#### Recorded data:
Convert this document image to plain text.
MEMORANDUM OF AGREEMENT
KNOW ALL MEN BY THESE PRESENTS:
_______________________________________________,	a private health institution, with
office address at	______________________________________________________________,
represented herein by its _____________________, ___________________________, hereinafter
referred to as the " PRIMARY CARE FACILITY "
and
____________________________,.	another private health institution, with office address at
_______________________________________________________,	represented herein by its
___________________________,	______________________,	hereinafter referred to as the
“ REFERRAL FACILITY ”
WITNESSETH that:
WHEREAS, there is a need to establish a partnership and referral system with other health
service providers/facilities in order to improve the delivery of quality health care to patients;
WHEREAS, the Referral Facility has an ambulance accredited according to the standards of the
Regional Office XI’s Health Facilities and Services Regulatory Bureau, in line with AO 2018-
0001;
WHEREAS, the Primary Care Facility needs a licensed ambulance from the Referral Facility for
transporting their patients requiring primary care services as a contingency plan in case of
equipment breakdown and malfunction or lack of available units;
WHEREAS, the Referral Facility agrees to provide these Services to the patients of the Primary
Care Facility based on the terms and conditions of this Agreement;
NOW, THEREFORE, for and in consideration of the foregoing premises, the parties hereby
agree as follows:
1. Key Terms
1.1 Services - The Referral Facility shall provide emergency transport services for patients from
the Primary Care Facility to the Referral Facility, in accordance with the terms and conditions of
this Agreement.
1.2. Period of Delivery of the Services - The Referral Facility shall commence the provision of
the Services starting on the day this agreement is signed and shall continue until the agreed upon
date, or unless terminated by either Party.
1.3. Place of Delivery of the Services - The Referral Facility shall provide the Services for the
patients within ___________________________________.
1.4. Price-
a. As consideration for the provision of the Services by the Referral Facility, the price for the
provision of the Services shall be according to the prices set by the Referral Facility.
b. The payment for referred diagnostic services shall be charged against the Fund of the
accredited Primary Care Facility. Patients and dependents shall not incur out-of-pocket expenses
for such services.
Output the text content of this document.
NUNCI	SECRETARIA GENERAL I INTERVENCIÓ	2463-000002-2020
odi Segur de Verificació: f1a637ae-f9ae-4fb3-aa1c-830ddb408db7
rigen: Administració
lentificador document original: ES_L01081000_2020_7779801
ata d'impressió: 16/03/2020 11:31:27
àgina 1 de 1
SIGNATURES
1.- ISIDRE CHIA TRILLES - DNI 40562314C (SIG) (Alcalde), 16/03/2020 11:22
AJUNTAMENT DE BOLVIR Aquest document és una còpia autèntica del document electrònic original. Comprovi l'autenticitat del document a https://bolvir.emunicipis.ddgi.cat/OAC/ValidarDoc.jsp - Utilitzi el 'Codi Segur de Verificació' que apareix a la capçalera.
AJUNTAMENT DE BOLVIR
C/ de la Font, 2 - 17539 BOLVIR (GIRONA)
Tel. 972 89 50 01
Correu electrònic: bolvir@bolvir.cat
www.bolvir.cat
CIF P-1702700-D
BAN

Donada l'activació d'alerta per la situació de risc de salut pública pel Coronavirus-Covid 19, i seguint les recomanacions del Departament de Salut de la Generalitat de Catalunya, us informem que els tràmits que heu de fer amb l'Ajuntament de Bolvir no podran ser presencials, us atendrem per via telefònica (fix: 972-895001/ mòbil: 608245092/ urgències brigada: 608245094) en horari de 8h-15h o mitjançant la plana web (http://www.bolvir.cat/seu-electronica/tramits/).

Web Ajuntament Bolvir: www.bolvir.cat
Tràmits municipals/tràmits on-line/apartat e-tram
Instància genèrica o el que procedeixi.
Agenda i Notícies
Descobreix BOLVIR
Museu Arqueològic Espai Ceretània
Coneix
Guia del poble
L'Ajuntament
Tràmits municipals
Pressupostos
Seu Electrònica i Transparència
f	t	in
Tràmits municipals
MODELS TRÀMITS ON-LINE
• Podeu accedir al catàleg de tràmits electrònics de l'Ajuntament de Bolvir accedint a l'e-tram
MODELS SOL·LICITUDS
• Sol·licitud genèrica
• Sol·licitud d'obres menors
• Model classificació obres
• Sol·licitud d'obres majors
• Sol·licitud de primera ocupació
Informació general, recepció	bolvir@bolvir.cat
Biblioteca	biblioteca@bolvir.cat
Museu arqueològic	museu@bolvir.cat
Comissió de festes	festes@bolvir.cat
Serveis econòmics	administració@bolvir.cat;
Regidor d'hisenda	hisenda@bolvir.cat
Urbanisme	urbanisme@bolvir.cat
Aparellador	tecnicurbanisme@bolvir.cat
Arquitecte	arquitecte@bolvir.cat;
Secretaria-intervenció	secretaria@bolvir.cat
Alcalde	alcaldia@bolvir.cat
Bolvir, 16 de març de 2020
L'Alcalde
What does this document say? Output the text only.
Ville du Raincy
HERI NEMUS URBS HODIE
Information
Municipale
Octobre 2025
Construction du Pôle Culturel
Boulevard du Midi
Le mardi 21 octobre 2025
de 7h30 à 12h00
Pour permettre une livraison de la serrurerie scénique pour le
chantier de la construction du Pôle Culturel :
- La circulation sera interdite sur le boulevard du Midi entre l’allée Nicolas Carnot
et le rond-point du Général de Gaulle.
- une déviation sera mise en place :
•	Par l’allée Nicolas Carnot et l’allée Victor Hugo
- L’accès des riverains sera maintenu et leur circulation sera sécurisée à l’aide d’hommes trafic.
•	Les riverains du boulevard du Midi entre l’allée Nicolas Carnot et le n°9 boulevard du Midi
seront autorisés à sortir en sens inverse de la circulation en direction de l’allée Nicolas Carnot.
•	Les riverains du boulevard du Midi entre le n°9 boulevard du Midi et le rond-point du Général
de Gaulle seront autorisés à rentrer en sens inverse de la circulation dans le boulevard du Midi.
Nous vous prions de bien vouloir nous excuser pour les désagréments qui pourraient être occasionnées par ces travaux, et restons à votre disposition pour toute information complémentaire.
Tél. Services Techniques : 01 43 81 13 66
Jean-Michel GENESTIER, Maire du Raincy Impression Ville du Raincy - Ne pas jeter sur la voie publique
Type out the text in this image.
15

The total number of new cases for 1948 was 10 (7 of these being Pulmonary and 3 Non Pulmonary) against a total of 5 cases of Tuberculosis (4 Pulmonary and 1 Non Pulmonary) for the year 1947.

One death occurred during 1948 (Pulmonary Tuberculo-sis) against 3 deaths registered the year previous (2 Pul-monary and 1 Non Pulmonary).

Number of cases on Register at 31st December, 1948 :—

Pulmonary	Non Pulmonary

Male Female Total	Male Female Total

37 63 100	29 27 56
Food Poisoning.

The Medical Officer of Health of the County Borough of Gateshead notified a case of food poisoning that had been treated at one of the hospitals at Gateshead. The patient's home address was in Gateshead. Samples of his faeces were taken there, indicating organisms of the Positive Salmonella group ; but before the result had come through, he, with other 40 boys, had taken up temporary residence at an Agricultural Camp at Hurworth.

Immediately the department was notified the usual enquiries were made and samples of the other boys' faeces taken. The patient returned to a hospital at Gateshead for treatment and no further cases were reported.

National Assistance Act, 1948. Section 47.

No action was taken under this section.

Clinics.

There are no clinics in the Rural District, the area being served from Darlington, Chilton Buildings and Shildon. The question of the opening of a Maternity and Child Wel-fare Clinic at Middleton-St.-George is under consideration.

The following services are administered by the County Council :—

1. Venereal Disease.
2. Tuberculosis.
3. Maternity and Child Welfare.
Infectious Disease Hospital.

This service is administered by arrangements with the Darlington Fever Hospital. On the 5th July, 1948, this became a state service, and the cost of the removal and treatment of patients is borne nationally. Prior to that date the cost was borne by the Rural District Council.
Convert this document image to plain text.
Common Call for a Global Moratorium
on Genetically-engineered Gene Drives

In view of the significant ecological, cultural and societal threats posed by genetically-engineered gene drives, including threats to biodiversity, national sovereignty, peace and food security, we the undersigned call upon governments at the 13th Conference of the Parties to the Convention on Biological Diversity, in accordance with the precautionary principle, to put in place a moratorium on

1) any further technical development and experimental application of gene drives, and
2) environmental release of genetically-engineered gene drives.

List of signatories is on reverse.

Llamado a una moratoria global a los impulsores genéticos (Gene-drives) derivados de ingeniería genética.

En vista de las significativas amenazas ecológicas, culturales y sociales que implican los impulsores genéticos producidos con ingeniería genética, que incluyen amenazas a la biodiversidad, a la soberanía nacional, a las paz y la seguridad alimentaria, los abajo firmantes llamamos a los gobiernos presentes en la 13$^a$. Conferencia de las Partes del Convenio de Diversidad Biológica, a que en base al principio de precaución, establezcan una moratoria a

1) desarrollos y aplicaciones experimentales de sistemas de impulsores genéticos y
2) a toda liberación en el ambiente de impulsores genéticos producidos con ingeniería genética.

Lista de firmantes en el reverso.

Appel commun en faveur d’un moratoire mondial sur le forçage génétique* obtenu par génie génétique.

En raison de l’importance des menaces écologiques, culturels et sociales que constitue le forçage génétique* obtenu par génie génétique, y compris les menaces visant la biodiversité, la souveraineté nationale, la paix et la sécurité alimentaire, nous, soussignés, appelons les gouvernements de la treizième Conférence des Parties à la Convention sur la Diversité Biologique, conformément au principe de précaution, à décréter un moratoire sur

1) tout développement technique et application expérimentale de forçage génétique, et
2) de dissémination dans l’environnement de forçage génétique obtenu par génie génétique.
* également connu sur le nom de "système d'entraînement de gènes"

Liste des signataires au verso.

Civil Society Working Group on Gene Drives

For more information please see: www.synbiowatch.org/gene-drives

#### Work order:
Where does "inverse" appear in the records above? Copy every line that has it.

#### Task output:
seront autorisés à sortir en sens inverse de la circulation en direction de l’allée Nicolas Carnot.
de Gaulle seront autorisés à rentrer en sens inverse de la circulation dans le boulevard du Midi.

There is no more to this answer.